■ Direction ■
Exactly as written, quote every line that follows, skipping the images.

** Begin Source records **

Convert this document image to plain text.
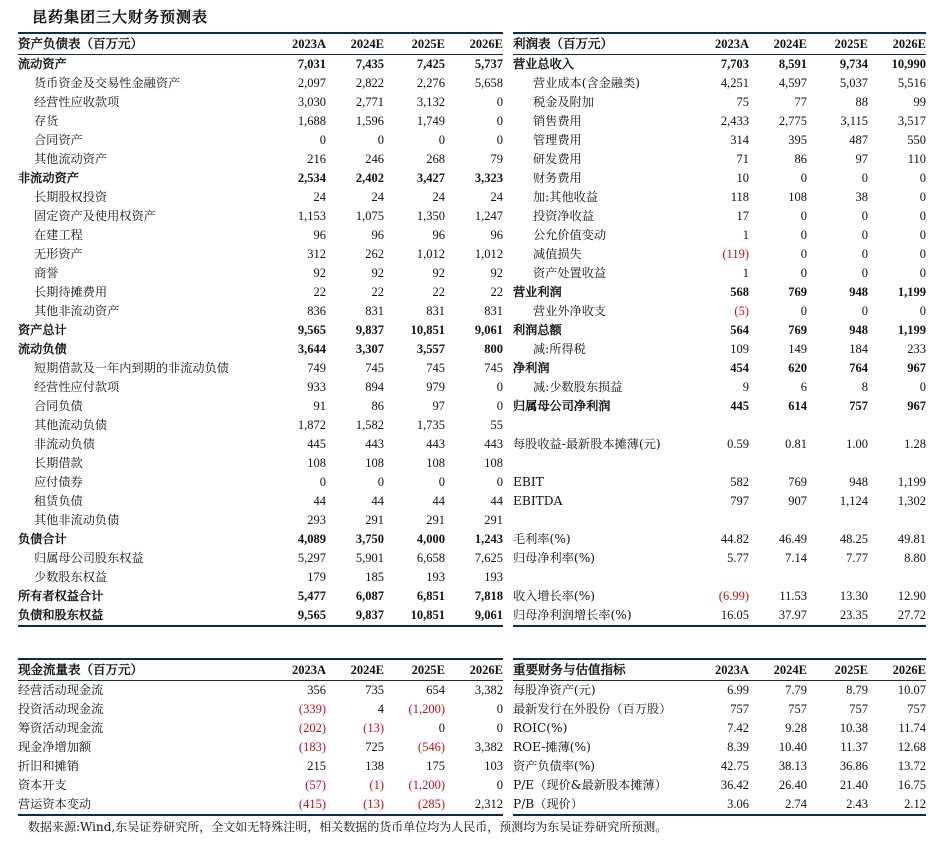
昆药集团三大财务预测表
资产负债表（百万元）	2023A	2024E	2025E	2026E
流动资产	7,031	7,435	7,425	5,737
货币资金及交易性金融资产	2,097	2,822	2,276	5,658
经营性应收款项	3,030	2,771	3,132	0
存货	1,688	1,596	1,749	0
合同资产	0	0	0	0
其他流动资产	216	246	268	79
非流动资产	2,534	2,402	3,427	3,323
长期股权投资	24	24	24	24
固定资产及使用权资产	1,153	1,075	1,350	1,247
在建工程	96	96	96	96
无形资产	312	262	1,012	1,012
商誉	92	92	92	92
长期待摊费用	22	22	22	22
其他非流动资产	836	831	831	831
资产总计	9,565	9,837	10,851	9,061
流动负债	3,644	3,307	3,557	800
短期借款及一年内到期的非流动负债	749	745	745	745
经营性应付款项	933	894	979	0
合同负债	91	86	97	0
其他流动负债	1,872	1,582	1,735	55
非流动负债	445	443	443	443
长期借款	108	108	108	108
应付债券	0	0	0	0
租赁负债	44	44	44	44
其他非流动负债	293	291	291	291
负债合计	4,089	3,750	4,000	1,243
归属母公司股东权益	5,297	5,901	6,658	7,625
少数股东权益	179	185	193	193
所有者权益合计	5,477	6,087	6,851	7,818
负债和股东权益	9,565	9,837	10,851	9,061
利润表（百万元）	2023A	2024E	2025E	2026E
营业总收入	7,703	8,591	9,734	10,990
营业成本(含金融类)	4,251	4,597	5,037	5,516
税金及附加	75	77	88	99
销售费用	2,433	2,775	3,115	3,517
管理费用	314	395	487	550
研发费用	71	86	97	110
财务费用	10	0	0	0
加:其他收益	118	108	38	0
投资净收益	17	0	0	0
公允价值变动	1	0	0	0
减值损失	(119)	0	0	0
资产处置收益	1	0	0	0
营业利润	568	769	948	1,199
营业外净收支	(5)	0	0	0
利润总额	564	769	948	1,199
减:所得税	109	149	184	233
净利润	454	620	764	967
减:少数股东损益	9	6	8	0
归属母公司净利润	445	614	757	967

每股收益-最新股本摊薄(元)	0.59	0.81	1.00	1.28

EBIT	582	769	948	1,199
EBITDA	797	907	1,124	1,302

毛利率(%)	44.82	46.49	48.25	49.81
归母净利率(%)	5.77	7.14	7.77	8.80

收入增长率(%)	(6.99)	11.53	13.30	12.90
归母净利润增长率(%)	16.05	37.97	23.35	27.72
现金流量表（百万元）	2023A	2024E	2025E	2026E
经营活动现金流	356	735	654	3,382
投资活动现金流	(339)	4	(1,200)	0
筹资活动现金流	(202)	(13)	0	0
现金净增加额	(183)	725	(546)	3,382
折旧和摊销	215	138	175	103
资本开支	(57)	(1)	(1,200)	0
营运资本变动	(415)	(13)	(285)	2,312
重要财务与估值指标	2023A	2024E	2025E	2026E
每股净资产(元)	6.99	7.79	8.79	10.07
最新发行在外股份（百万股）	757	757	757	757
ROIC(%)	7.42	9.28	10.38	11.74
ROE-摊薄(%)	8.39	10.40	11.37	12.68
资产负债率(%)	42.75	38.13	36.86	13.72
P/E（现价&最新股本摊薄）	36.42	26.40	21.40	16.75
P/B（现价）	3.06	2.74	2.43	2.12
数据来源:Wind,东吴证券研究所，全文如无特殊注明，相关数据的货币单位均为人民币，预测均为东吴证券研究所预测。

** End Source records **

■ Result of this task ■
Convert this document image to plain text.
昆药集团三大财务预测表
资产负债表（百万元）	2023A	2024E	2025E	2026E
流动资产	7,031	7,435	7,425	5,737
货币资金及交易性金融资产	2,097	2,822	2,276	5,658
经营性应收款项	3,030	2,771	3,132	0
存货	1,688	1,596	1,749	0
合同资产	0	0	0	0
其他流动资产	216	246	268	79
非流动资产	2,534	2,402	3,427	3,323
长期股权投资	24	24	24	24
固定资产及使用权资产	1,153	1,075	1,350	1,247
在建工程	96	96	96	96
无形资产	312	262	1,012	1,012
商誉	92	92	92	92
长期待摊费用	22	22	22	22
其他非流动资产	836	831	831	831
资产总计	9,565	9,837	10,851	9,061
流动负债	3,644	3,307	3,557	800
短期借款及一年内到期的非流动负债	749	745	745	745
经营性应付款项	933	894	979	0
合同负债	91	86	97	0
其他流动负债	1,872	1,582	1,735	55
非流动负债	445	443	443	443
长期借款	108	108	108	108
应付债券	0	0	0	0
租赁负债	44	44	44	44
其他非流动负债	293	291	291	291
负债合计	4,089	3,750	4,000	1,243
归属母公司股东权益	5,297	5,901	6,658	7,625
少数股东权益	179	185	193	193
所有者权益合计	5,477	6,087	6,851	7,818
负债和股东权益	9,565	9,837	10,851	9,061
利润表（百万元）	2023A	2024E	2025E	2026E
营业总收入	7,703	8,591	9,734	10,990
营业成本(含金融类)	4,251	4,597	5,037	5,516
税金及附加	75	77	88	99
销售费用	2,433	2,775	3,115	3,517
管理费用	314	395	487	550
研发费用	71	86	97	110
财务费用	10	0	0	0
加:其他收益	118	108	38	0
投资净收益	17	0	0	0
公允价值变动	1	0	0	0
减值损失	(119)	0	0	0
资产处置收益	1	0	0	0
营业利润	568	769	948	1,199
营业外净收支	(5)	0	0	0
利润总额	564	769	948	1,199
减:所得税	109	149	184	233
净利润	454	620	764	967
减:少数股东损益	9	6	8	0
归属母公司净利润	445	614	757	967

每股收益-最新股本摊薄(元)	0.59	0.81	1.00	1.28

EBIT	582	769	948	1,199
EBITDA	797	907	1,124	1,302

毛利率(%)	44.82	46.49	48.25	49.81
归母净利率(%)	5.77	7.14	7.77	8.80

收入增长率(%)	(6.99)	11.53	13.30	12.90
归母净利润增长率(%)	16.05	37.97	23.35	27.72
现金流量表（百万元）	2023A	2024E	2025E	2026E
经营活动现金流	356	735	654	3,382
投资活动现金流	(339)	4	(1,200)	0
筹资活动现金流	(202)	(13)	0	0
现金净增加额	(183)	725	(546)	3,382
折旧和摊销	215	138	175	103
资本开支	(57)	(1)	(1,200)	0
营运资本变动	(415)	(13)	(285)	2,312
重要财务与估值指标	2023A	2024E	2025E	2026E
每股净资产(元)	6.99	7.79	8.79	10.07
最新发行在外股份（百万股）	757	757	757	757
ROIC(%)	7.42	9.28	10.38	11.74
ROE-摊薄(%)	8.39	10.40	11.37	12.68
资产负债率(%)	42.75	38.13	36.86	13.72
P/E（现价&最新股本摊薄）	36.42	26.40	21.40	16.75
P/B（现价）	3.06	2.74	2.43	2.12
数据来源:Wind,东吴证券研究所，全文如无特殊注明，相关数据的货币单位均为人民币，预测均为东吴证券研究所预测。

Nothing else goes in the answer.